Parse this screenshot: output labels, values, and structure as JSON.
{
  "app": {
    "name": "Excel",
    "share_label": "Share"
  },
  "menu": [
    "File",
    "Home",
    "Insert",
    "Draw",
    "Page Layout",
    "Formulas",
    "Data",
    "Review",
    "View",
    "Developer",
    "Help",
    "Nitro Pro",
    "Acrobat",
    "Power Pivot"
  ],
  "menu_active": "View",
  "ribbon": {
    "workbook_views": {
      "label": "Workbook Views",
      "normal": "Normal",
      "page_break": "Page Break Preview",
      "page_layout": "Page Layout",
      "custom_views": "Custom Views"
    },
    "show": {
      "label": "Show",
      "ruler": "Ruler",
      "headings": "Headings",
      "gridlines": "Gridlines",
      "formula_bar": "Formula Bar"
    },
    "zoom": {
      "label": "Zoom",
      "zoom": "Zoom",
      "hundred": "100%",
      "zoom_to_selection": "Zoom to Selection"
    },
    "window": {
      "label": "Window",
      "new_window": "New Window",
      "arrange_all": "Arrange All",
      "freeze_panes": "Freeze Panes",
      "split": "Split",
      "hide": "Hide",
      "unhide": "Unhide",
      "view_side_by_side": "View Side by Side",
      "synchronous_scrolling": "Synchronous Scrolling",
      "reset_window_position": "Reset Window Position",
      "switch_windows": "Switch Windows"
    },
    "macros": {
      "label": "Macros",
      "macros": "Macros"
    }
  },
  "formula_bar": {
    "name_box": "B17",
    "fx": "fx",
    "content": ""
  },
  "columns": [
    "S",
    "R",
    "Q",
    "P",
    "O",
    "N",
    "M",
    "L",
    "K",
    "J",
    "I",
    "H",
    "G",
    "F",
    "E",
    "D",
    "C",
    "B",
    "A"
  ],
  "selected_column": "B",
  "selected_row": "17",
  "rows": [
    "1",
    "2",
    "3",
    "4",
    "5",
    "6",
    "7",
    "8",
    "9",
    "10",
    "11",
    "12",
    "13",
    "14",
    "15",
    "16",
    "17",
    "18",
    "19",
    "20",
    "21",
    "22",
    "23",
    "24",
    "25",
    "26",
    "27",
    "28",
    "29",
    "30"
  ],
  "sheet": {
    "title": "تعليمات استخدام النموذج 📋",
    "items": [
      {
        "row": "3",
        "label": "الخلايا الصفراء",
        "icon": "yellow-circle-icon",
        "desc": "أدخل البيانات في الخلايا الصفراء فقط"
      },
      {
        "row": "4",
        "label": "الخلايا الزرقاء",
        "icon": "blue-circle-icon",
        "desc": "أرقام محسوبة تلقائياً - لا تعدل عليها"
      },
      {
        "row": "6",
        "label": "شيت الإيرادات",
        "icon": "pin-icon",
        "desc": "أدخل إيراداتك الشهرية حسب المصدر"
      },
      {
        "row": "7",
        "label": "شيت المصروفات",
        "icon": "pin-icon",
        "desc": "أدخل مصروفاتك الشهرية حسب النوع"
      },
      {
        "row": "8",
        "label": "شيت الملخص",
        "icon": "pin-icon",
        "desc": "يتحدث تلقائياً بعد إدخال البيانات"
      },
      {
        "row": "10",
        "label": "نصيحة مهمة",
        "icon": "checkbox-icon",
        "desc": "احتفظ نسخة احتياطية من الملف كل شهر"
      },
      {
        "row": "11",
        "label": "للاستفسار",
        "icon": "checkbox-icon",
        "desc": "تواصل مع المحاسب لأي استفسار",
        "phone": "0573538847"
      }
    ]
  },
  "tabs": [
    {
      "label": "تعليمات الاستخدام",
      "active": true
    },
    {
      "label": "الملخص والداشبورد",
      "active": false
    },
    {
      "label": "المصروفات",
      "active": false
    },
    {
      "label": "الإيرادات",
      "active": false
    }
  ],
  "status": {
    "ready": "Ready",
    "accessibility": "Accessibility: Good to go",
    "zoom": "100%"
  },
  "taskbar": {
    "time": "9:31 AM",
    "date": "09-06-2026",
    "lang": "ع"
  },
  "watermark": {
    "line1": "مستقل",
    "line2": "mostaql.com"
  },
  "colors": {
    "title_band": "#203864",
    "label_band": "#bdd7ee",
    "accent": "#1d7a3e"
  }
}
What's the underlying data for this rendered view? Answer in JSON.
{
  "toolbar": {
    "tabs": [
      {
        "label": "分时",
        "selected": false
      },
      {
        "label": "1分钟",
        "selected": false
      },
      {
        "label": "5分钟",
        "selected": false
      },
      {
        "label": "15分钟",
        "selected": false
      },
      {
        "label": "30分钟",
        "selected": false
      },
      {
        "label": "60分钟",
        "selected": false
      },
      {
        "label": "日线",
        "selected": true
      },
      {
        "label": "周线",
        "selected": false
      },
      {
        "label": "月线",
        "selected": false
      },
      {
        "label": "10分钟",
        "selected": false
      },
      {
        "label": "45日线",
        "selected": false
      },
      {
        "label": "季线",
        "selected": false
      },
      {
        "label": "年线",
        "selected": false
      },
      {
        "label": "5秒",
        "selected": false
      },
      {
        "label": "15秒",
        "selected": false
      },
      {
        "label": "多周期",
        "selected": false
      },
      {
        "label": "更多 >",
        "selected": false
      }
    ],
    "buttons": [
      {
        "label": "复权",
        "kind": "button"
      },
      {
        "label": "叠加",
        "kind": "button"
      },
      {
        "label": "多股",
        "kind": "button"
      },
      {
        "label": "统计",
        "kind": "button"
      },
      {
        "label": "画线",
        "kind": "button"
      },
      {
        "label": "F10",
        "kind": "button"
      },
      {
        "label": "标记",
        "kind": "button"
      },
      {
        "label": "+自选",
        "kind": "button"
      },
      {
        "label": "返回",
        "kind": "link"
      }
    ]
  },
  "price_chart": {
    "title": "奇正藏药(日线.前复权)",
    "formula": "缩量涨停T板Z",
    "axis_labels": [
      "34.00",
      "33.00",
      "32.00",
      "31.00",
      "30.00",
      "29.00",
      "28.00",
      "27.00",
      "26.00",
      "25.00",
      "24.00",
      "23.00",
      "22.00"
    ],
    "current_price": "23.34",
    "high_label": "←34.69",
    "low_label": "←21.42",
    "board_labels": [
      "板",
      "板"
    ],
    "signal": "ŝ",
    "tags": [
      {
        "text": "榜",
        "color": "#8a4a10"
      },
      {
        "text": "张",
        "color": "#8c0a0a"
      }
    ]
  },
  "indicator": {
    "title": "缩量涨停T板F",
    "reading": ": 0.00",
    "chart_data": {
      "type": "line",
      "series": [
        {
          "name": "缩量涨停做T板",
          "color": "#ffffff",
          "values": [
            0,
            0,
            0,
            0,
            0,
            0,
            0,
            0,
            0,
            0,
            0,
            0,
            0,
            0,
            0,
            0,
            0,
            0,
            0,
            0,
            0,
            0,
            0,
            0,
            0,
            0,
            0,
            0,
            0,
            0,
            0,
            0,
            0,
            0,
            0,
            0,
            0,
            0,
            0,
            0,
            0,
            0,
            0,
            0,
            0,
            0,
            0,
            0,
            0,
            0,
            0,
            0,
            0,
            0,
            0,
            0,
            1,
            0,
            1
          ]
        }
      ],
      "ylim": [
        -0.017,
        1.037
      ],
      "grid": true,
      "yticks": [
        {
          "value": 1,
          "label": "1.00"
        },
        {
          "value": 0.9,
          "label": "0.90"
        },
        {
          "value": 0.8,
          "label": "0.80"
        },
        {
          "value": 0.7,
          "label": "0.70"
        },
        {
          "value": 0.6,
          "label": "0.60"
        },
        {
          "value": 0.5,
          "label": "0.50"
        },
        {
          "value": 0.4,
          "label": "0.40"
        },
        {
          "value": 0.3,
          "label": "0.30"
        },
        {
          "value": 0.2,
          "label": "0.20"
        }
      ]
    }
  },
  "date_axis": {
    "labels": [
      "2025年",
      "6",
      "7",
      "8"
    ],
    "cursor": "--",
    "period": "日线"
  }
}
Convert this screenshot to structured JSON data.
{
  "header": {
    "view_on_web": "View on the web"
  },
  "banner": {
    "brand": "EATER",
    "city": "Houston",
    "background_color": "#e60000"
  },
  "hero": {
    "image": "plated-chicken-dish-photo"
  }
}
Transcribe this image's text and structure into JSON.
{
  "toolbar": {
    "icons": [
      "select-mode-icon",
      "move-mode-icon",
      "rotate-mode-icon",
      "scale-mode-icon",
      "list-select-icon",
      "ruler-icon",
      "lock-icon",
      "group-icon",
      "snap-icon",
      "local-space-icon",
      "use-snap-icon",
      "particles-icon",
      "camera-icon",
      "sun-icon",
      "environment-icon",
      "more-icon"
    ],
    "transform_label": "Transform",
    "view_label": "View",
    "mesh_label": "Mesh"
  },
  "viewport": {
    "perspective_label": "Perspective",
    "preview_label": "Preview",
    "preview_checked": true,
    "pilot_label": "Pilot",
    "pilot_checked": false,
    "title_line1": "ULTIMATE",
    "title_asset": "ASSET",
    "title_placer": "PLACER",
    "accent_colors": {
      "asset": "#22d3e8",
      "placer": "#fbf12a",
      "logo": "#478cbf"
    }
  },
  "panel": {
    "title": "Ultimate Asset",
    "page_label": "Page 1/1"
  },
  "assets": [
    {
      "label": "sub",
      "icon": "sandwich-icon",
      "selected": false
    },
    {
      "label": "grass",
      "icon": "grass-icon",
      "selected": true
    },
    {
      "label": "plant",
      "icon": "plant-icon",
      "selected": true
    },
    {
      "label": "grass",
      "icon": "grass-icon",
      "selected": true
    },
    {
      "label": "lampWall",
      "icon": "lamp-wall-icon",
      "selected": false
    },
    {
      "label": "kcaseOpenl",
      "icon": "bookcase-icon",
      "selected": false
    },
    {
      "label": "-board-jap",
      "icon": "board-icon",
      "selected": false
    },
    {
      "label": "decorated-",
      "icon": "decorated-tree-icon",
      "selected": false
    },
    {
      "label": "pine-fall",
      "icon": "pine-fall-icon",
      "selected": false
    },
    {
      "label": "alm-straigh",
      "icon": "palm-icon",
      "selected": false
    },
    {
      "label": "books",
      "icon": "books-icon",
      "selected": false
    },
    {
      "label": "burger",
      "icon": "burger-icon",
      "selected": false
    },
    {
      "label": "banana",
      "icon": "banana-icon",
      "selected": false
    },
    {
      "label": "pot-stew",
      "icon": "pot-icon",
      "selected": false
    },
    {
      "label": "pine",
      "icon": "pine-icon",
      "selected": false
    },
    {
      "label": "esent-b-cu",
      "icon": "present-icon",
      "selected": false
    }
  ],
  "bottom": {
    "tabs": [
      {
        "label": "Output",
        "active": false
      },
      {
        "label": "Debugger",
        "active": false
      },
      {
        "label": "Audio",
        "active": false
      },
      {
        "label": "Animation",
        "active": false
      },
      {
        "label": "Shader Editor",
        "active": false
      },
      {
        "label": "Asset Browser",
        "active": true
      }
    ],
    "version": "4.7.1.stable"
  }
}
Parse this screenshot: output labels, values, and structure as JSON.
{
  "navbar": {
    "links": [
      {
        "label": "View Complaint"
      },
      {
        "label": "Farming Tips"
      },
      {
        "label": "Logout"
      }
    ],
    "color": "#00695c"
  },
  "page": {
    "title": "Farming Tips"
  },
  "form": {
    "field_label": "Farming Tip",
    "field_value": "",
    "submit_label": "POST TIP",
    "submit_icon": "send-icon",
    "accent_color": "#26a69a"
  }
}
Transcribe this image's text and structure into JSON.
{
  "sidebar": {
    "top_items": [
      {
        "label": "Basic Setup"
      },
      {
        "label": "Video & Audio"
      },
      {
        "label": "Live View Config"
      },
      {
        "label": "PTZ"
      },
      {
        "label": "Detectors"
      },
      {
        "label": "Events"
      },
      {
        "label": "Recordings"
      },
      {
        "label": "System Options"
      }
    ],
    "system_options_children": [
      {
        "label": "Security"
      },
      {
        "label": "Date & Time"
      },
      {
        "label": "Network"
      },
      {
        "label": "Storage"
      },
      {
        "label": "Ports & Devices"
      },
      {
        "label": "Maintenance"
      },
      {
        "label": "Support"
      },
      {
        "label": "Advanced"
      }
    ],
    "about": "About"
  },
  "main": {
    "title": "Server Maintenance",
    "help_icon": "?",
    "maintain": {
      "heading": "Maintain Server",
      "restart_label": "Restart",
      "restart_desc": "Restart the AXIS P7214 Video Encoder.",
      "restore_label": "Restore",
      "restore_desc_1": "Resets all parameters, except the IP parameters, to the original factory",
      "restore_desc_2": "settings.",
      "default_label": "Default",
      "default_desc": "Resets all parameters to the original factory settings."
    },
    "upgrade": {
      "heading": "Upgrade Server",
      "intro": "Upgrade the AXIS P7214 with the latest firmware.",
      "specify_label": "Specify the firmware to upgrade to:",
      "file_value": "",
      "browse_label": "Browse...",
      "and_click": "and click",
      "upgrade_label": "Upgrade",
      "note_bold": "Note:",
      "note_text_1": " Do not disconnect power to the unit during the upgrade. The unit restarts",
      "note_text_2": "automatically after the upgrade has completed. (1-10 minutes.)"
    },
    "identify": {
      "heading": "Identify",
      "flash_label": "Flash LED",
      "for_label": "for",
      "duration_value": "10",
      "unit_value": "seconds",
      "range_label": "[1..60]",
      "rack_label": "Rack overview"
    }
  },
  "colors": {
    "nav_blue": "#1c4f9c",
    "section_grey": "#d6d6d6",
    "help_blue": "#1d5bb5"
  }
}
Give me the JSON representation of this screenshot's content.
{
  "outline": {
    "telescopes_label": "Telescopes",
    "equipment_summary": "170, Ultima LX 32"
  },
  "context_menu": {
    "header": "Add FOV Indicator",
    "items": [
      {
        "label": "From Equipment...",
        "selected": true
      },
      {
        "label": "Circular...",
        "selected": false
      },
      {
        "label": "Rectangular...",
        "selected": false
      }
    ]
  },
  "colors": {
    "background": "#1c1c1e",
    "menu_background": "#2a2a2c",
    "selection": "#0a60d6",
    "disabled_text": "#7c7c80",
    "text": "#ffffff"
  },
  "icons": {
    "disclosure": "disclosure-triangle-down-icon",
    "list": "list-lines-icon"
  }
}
----------
* [Set exercise] Work through the records above line by line and count those that hold the string "firmware". Give only the result.

* [Solution to this task] 2